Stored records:

⟨

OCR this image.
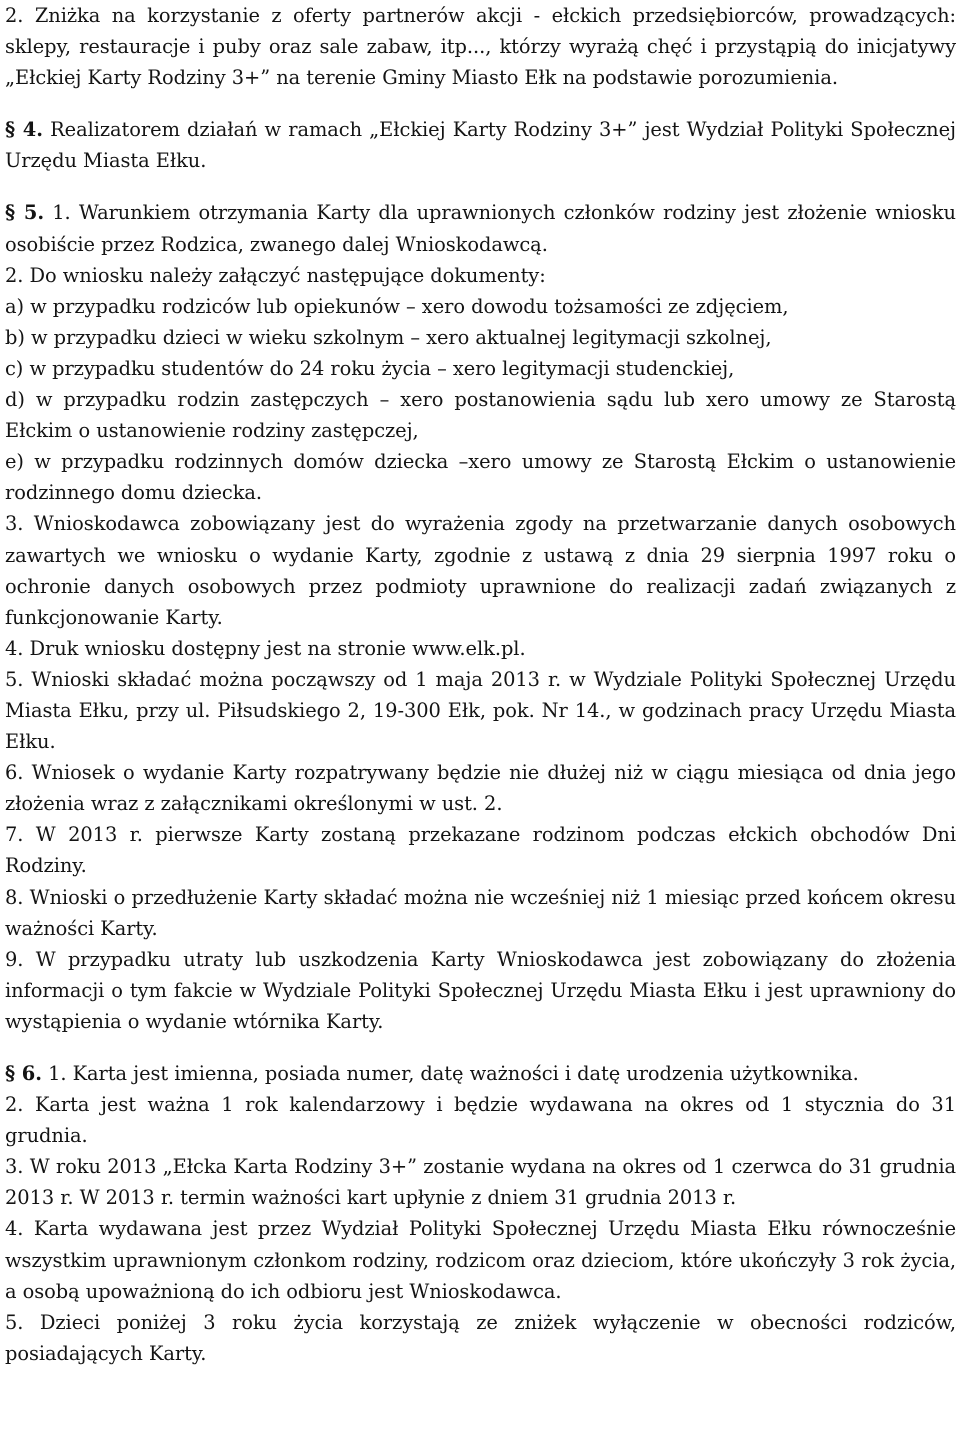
2. Zniżka na korzystanie z oferty partnerów akcji - ełckich przedsiębiorców, prowadzących: sklepy, restauracje i puby oraz sale zabaw, itp..., którzy wyrażą chęć i przystąpią do inicjatywy „Ełckiej Karty Rodziny 3+” na terenie Gminy Miasto Ełk na podstawie porozumienia.

§ 4. Realizatorem działań w ramach „Ełckiej Karty Rodziny 3+” jest Wydział Polityki Społecznej Urzędu Miasta Ełku.

§ 5. 1. Warunkiem otrzymania Karty dla uprawnionych członków rodziny jest złożenie wniosku osobiście przez Rodzica, zwanego dalej Wnioskodawcą.

2. Do wniosku należy załączyć następujące dokumenty:

a) w przypadku rodziców lub opiekunów – xero dowodu tożsamości ze zdjęciem,

b) w przypadku dzieci w wieku szkolnym – xero aktualnej legitymacji szkolnej,

c) w przypadku studentów do 24 roku życia – xero legitymacji studenckiej,

d) w przypadku rodzin zastępczych – xero postanowienia sądu lub xero umowy ze Starostą Ełckim o ustanowienie rodziny zastępczej,

e) w przypadku rodzinnych domów dziecka –xero umowy ze Starostą Ełckim o ustanowienie rodzinnego domu dziecka.

3. Wnioskodawca zobowiązany jest do wyrażenia zgody na przetwarzanie danych osobowych zawartych we wniosku o wydanie Karty, zgodnie z ustawą z dnia 29 sierpnia 1997 roku o ochronie danych osobowych przez podmioty uprawnione do realizacji zadań związanych z funkcjonowanie Karty.

4. Druk wniosku dostępny jest na stronie www.elk.pl.

5. Wnioski składać można począwszy od 1 maja 2013 r. w Wydziale Polityki Społecznej Urzędu Miasta Ełku, przy ul. Piłsudskiego 2, 19-300 Ełk, pok. Nr 14., w godzinach pracy Urzędu Miasta Ełku.

6. Wniosek o wydanie Karty rozpatrywany będzie nie dłużej niż w ciągu miesiąca od dnia jego złożenia wraz z załącznikami określonymi w ust. 2.

7. W 2013 r. pierwsze Karty zostaną przekazane rodzinom podczas ełckich obchodów Dni Rodziny.

8. Wnioski o przedłużenie Karty składać można nie wcześniej niż 1 miesiąc przed końcem okresu ważności Karty.

9. W przypadku utraty lub uszkodzenia Karty Wnioskodawca jest zobowiązany do złożenia informacji o tym fakcie w Wydziale Polityki Społecznej Urzędu Miasta Ełku i jest uprawniony do wystąpienia o wydanie wtórnika Karty.

§ 6. 1. Karta jest imienna, posiada numer, datę ważności i datę urodzenia użytkownika.

2. Karta jest ważna 1 rok kalendarzowy i będzie wydawana na okres od 1 stycznia do 31 grudnia.

3. W roku 2013 „Ełcka Karta Rodziny 3+” zostanie wydana na okres od 1 czerwca do 31 grudnia 2013 r. W 2013 r. termin ważności kart upłynie z dniem 31 grudnia 2013 r.

4. Karta wydawana jest przez Wydział Polityki Społecznej Urzędu Miasta Ełku równocześnie wszystkim uprawnionym członkom rodziny, rodzicom oraz dzieciom, które ukończyły 3 rok życia, a osobą upoważnioną do ich odbioru jest Wnioskodawca.

5. Dzieci poniżej 3 roku życia korzystają ze zniżek wyłączenie w obecności rodziców, posiadających Karty.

⟩

§ **Required task**: Track down every line of the material containing the string "ważności", and copy it.

§ **Answer in full**:
8. Wnioski o przedłużenie Karty składać można nie wcześniej niż 1 miesiąc przed końcem okresu ważności Karty.
§ 6. 1. Karta jest imienna, posiada numer, datę ważności i datę urodzenia użytkownika.
3. W roku 2013 „Ełcka Karta Rodziny 3+” zostanie wydana na okres od 1 czerwca do 31 grudnia 2013 r. W 2013 r. termin ważności kart upłynie z dniem 31 grudnia 2013 r.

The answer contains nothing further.